+++ Excerpted data +++

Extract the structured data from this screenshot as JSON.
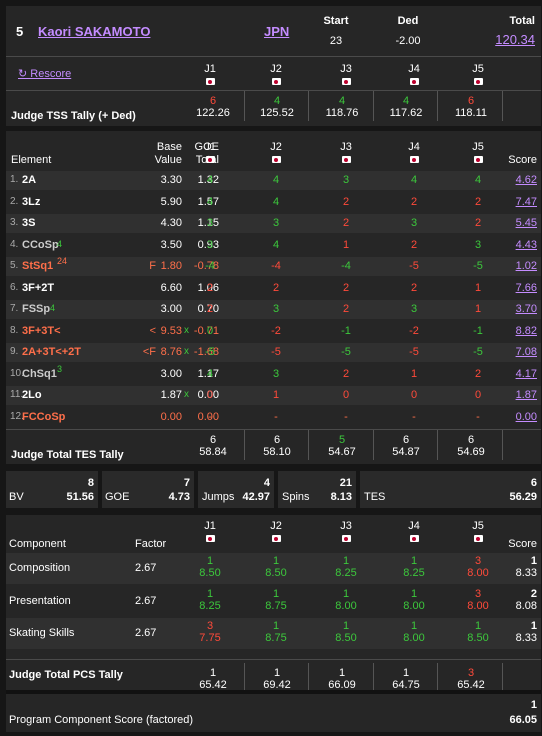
{
  "skater": {
    "rank": "5",
    "name": "Kaori SAKAMOTO",
    "nation": "JPN"
  },
  "summary": {
    "start_label": "Start",
    "start": "23",
    "ded_label": "Ded",
    "ded": "-2.00",
    "total_label": "Total",
    "total": "120.34"
  },
  "rescore": "↻ Rescore",
  "judges": [
    "J1",
    "J2",
    "J3",
    "J4",
    "J5"
  ],
  "tally": {
    "label": "Judge TSS Tally (+ Ded)",
    "ranks": [
      "6",
      "4",
      "4",
      "4",
      "6"
    ],
    "values": [
      "122.26",
      "125.52",
      "118.76",
      "117.62",
      "118.11"
    ]
  },
  "elements_header": {
    "element": "Element",
    "base": "Base",
    "value": "Value",
    "goe": "GOE",
    "total": "Total",
    "score": "Score"
  },
  "elements": [
    {
      "n": "1.",
      "name": "2A",
      "sup": "",
      "note": "",
      "base": "3.30",
      "x": "",
      "goe": "1.32",
      "j": [
        "4",
        "4",
        "3",
        "4",
        "4"
      ],
      "score": "4.62",
      "cls": "w"
    },
    {
      "n": "2.",
      "name": "3Lz",
      "sup": "",
      "note": "",
      "base": "5.90",
      "x": "",
      "goe": "1.57",
      "j": [
        "4",
        "4",
        "2",
        "2",
        "2"
      ],
      "score": "7.47",
      "cls": "w"
    },
    {
      "n": "3.",
      "name": "3S",
      "sup": "",
      "note": "",
      "base": "4.30",
      "x": "",
      "goe": "1.15",
      "j": [
        "3",
        "3",
        "2",
        "3",
        "2"
      ],
      "score": "5.45",
      "cls": "w"
    },
    {
      "n": "4.",
      "name": "CCoSp",
      "sup": "4",
      "note": "",
      "base": "3.50",
      "x": "",
      "goe": "0.93",
      "j": [
        "3",
        "4",
        "1",
        "2",
        "3"
      ],
      "score": "4.43",
      "cls": "y"
    },
    {
      "n": "5.",
      "name": "StSq1",
      "sup": "24",
      "note": "F",
      "base": "1.80",
      "x": "",
      "goe": "-0.78",
      "j": [
        "-4",
        "-4",
        "-4",
        "-5",
        "-5"
      ],
      "score": "1.02",
      "cls": "or"
    },
    {
      "n": "6.",
      "name": "3F+2T",
      "sup": "",
      "note": "",
      "base": "6.60",
      "x": "",
      "goe": "1.06",
      "j": [
        "2",
        "2",
        "2",
        "2",
        "1"
      ],
      "score": "7.66",
      "cls": "w"
    },
    {
      "n": "7.",
      "name": "FSSp",
      "sup": "4",
      "note": "",
      "base": "3.00",
      "x": "",
      "goe": "0.70",
      "j": [
        "2",
        "3",
        "2",
        "3",
        "1"
      ],
      "score": "3.70",
      "cls": "y"
    },
    {
      "n": "8.",
      "name": "3F+3T<",
      "sup": "",
      "note": "<",
      "base": "9.53",
      "x": "x",
      "goe": "-0.71",
      "j": [
        "0",
        "-2",
        "-1",
        "-2",
        "-1"
      ],
      "score": "8.82",
      "cls": "or"
    },
    {
      "n": "9.",
      "name": "2A+3T<+2T",
      "sup": "",
      "note": "<F",
      "base": "8.76",
      "x": "x",
      "goe": "-1.68",
      "j": [
        "-5",
        "-5",
        "-5",
        "-5",
        "-5"
      ],
      "score": "7.08",
      "cls": "or"
    },
    {
      "n": "10.",
      "name": "ChSq1",
      "sup": "3",
      "note": "",
      "base": "3.00",
      "x": "",
      "goe": "1.17",
      "j": [
        "4",
        "3",
        "2",
        "1",
        "2"
      ],
      "score": "4.17",
      "cls": "y"
    },
    {
      "n": "11.",
      "name": "2Lo",
      "sup": "",
      "note": "",
      "base": "1.87",
      "x": "x",
      "goe": "0.00",
      "j": [
        "0",
        "1",
        "0",
        "0",
        "0"
      ],
      "score": "1.87",
      "cls": "w"
    },
    {
      "n": "12.",
      "name": "FCCoSp",
      "sup": "",
      "note": "",
      "base": "0.00",
      "x": "",
      "goe": "0.00",
      "j": [
        "-",
        "-",
        "-",
        "-",
        "-"
      ],
      "score": "0.00",
      "cls": "or"
    }
  ],
  "tes_tally": {
    "label": "Judge Total TES Tally",
    "ranks": [
      "6",
      "6",
      "5",
      "6",
      "6"
    ],
    "values": [
      "58.84",
      "58.10",
      "54.67",
      "54.87",
      "54.69"
    ]
  },
  "totals": {
    "bv_label": "BV",
    "bv_rank": "8",
    "bv": "51.56",
    "goe_label": "GOE",
    "goe_rank": "7",
    "goe": "4.73",
    "jumps_label": "Jumps",
    "jumps_rank": "4",
    "jumps": "42.97",
    "spins_label": "Spins",
    "spins_rank": "21",
    "spins": "8.13",
    "tes_label": "TES",
    "tes_rank": "6",
    "tes": "56.29"
  },
  "components_header": {
    "component": "Component",
    "factor": "Factor",
    "score": "Score"
  },
  "components": [
    {
      "name": "Composition",
      "factor": "2.67",
      "ranks": [
        "1",
        "1",
        "1",
        "1",
        "3"
      ],
      "marks": [
        "8.50",
        "8.50",
        "8.25",
        "8.25",
        "8.00"
      ],
      "score_rank": "1",
      "score": "8.33"
    },
    {
      "name": "Presentation",
      "factor": "2.67",
      "ranks": [
        "1",
        "1",
        "1",
        "1",
        "3"
      ],
      "marks": [
        "8.25",
        "8.75",
        "8.00",
        "8.00",
        "8.00"
      ],
      "score_rank": "2",
      "score": "8.08"
    },
    {
      "name": "Skating Skills",
      "factor": "2.67",
      "ranks": [
        "3",
        "1",
        "1",
        "1",
        "1"
      ],
      "marks": [
        "7.75",
        "8.75",
        "8.50",
        "8.00",
        "8.50"
      ],
      "score_rank": "1",
      "score": "8.33"
    }
  ],
  "pcs_tally": {
    "label": "Judge Total PCS Tally",
    "ranks": [
      "1",
      "1",
      "1",
      "1",
      "3"
    ],
    "values": [
      "65.42",
      "69.42",
      "66.09",
      "64.75",
      "65.42"
    ]
  },
  "pcs": {
    "label": "Program Component Score (factored)",
    "rank": "1",
    "value": "66.05"
  },
  "colors": {
    "good": "#3cc83c",
    "bad": "#ff4a3a",
    "link": "#c48cff",
    "panel": "#262626"
  }
}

+++

What is needed: Make an exact copy of the data above, pictures excluded.

Final answer:
Extract the structured data from this screenshot as JSON.
{
  "skater": {
    "rank": "5",
    "name": "Kaori SAKAMOTO",
    "nation": "JPN"
  },
  "summary": {
    "start_label": "Start",
    "start": "23",
    "ded_label": "Ded",
    "ded": "-2.00",
    "total_label": "Total",
    "total": "120.34"
  },
  "rescore": "↻ Rescore",
  "judges": [
    "J1",
    "J2",
    "J3",
    "J4",
    "J5"
  ],
  "tally": {
    "label": "Judge TSS Tally (+ Ded)",
    "ranks": [
      "6",
      "4",
      "4",
      "4",
      "6"
    ],
    "values": [
      "122.26",
      "125.52",
      "118.76",
      "117.62",
      "118.11"
    ]
  },
  "elements_header": {
    "element": "Element",
    "base": "Base",
    "value": "Value",
    "goe": "GOE",
    "total": "Total",
    "score": "Score"
  },
  "elements": [
    {
      "n": "1.",
      "name": "2A",
      "sup": "",
      "note": "",
      "base": "3.30",
      "x": "",
      "goe": "1.32",
      "j": [
        "4",
        "4",
        "3",
        "4",
        "4"
      ],
      "score": "4.62",
      "cls": "w"
    },
    {
      "n": "2.",
      "name": "3Lz",
      "sup": "",
      "note": "",
      "base": "5.90",
      "x": "",
      "goe": "1.57",
      "j": [
        "4",
        "4",
        "2",
        "2",
        "2"
      ],
      "score": "7.47",
      "cls": "w"
    },
    {
      "n": "3.",
      "name": "3S",
      "sup": "",
      "note": "",
      "base": "4.30",
      "x": "",
      "goe": "1.15",
      "j": [
        "3",
        "3",
        "2",
        "3",
        "2"
      ],
      "score": "5.45",
      "cls": "w"
    },
    {
      "n": "4.",
      "name": "CCoSp",
      "sup": "4",
      "note": "",
      "base": "3.50",
      "x": "",
      "goe": "0.93",
      "j": [
        "3",
        "4",
        "1",
        "2",
        "3"
      ],
      "score": "4.43",
      "cls": "y"
    },
    {
      "n": "5.",
      "name": "StSq1",
      "sup": "24",
      "note": "F",
      "base": "1.80",
      "x": "",
      "goe": "-0.78",
      "j": [
        "-4",
        "-4",
        "-4",
        "-5",
        "-5"
      ],
      "score": "1.02",
      "cls": "or"
    },
    {
      "n": "6.",
      "name": "3F+2T",
      "sup": "",
      "note": "",
      "base": "6.60",
      "x": "",
      "goe": "1.06",
      "j": [
        "2",
        "2",
        "2",
        "2",
        "1"
      ],
      "score": "7.66",
      "cls": "w"
    },
    {
      "n": "7.",
      "name": "FSSp",
      "sup": "4",
      "note": "",
      "base": "3.00",
      "x": "",
      "goe": "0.70",
      "j": [
        "2",
        "3",
        "2",
        "3",
        "1"
      ],
      "score": "3.70",
      "cls": "y"
    },
    {
      "n": "8.",
      "name": "3F+3T<",
      "sup": "",
      "note": "<",
      "base": "9.53",
      "x": "x",
      "goe": "-0.71",
      "j": [
        "0",
        "-2",
        "-1",
        "-2",
        "-1"
      ],
      "score": "8.82",
      "cls": "or"
    },
    {
      "n": "9.",
      "name": "2A+3T<+2T",
      "sup": "",
      "note": "<F",
      "base": "8.76",
      "x": "x",
      "goe": "-1.68",
      "j": [
        "-5",
        "-5",
        "-5",
        "-5",
        "-5"
      ],
      "score": "7.08",
      "cls": "or"
    },
    {
      "n": "10.",
      "name": "ChSq1",
      "sup": "3",
      "note": "",
      "base": "3.00",
      "x": "",
      "goe": "1.17",
      "j": [
        "4",
        "3",
        "2",
        "1",
        "2"
      ],
      "score": "4.17",
      "cls": "y"
    },
    {
      "n": "11.",
      "name": "2Lo",
      "sup": "",
      "note": "",
      "base": "1.87",
      "x": "x",
      "goe": "0.00",
      "j": [
        "0",
        "1",
        "0",
        "0",
        "0"
      ],
      "score": "1.87",
      "cls": "w"
    },
    {
      "n": "12.",
      "name": "FCCoSp",
      "sup": "",
      "note": "",
      "base": "0.00",
      "x": "",
      "goe": "0.00",
      "j": [
        "-",
        "-",
        "-",
        "-",
        "-"
      ],
      "score": "0.00",
      "cls": "or"
    }
  ],
  "tes_tally": {
    "label": "Judge Total TES Tally",
    "ranks": [
      "6",
      "6",
      "5",
      "6",
      "6"
    ],
    "values": [
      "58.84",
      "58.10",
      "54.67",
      "54.87",
      "54.69"
    ]
  },
  "totals": {
    "bv_label": "BV",
    "bv_rank": "8",
    "bv": "51.56",
    "goe_label": "GOE",
    "goe_rank": "7",
    "goe": "4.73",
    "jumps_label": "Jumps",
    "jumps_rank": "4",
    "jumps": "42.97",
    "spins_label": "Spins",
    "spins_rank": "21",
    "spins": "8.13",
    "tes_label": "TES",
    "tes_rank": "6",
    "tes": "56.29"
  },
  "components_header": {
    "component": "Component",
    "factor": "Factor",
    "score": "Score"
  },
  "components": [
    {
      "name": "Composition",
      "factor": "2.67",
      "ranks": [
        "1",
        "1",
        "1",
        "1",
        "3"
      ],
      "marks": [
        "8.50",
        "8.50",
        "8.25",
        "8.25",
        "8.00"
      ],
      "score_rank": "1",
      "score": "8.33"
    },
    {
      "name": "Presentation",
      "factor": "2.67",
      "ranks": [
        "1",
        "1",
        "1",
        "1",
        "3"
      ],
      "marks": [
        "8.25",
        "8.75",
        "8.00",
        "8.00",
        "8.00"
      ],
      "score_rank": "2",
      "score": "8.08"
    },
    {
      "name": "Skating Skills",
      "factor": "2.67",
      "ranks": [
        "3",
        "1",
        "1",
        "1",
        "1"
      ],
      "marks": [
        "7.75",
        "8.75",
        "8.50",
        "8.00",
        "8.50"
      ],
      "score_rank": "1",
      "score": "8.33"
    }
  ],
  "pcs_tally": {
    "label": "Judge Total PCS Tally",
    "ranks": [
      "1",
      "1",
      "1",
      "1",
      "3"
    ],
    "values": [
      "65.42",
      "69.42",
      "66.09",
      "64.75",
      "65.42"
    ]
  },
  "pcs": {
    "label": "Program Component Score (factored)",
    "rank": "1",
    "value": "66.05"
  },
  "colors": {
    "good": "#3cc83c",
    "bad": "#ff4a3a",
    "link": "#c48cff",
    "panel": "#262626"
  }
}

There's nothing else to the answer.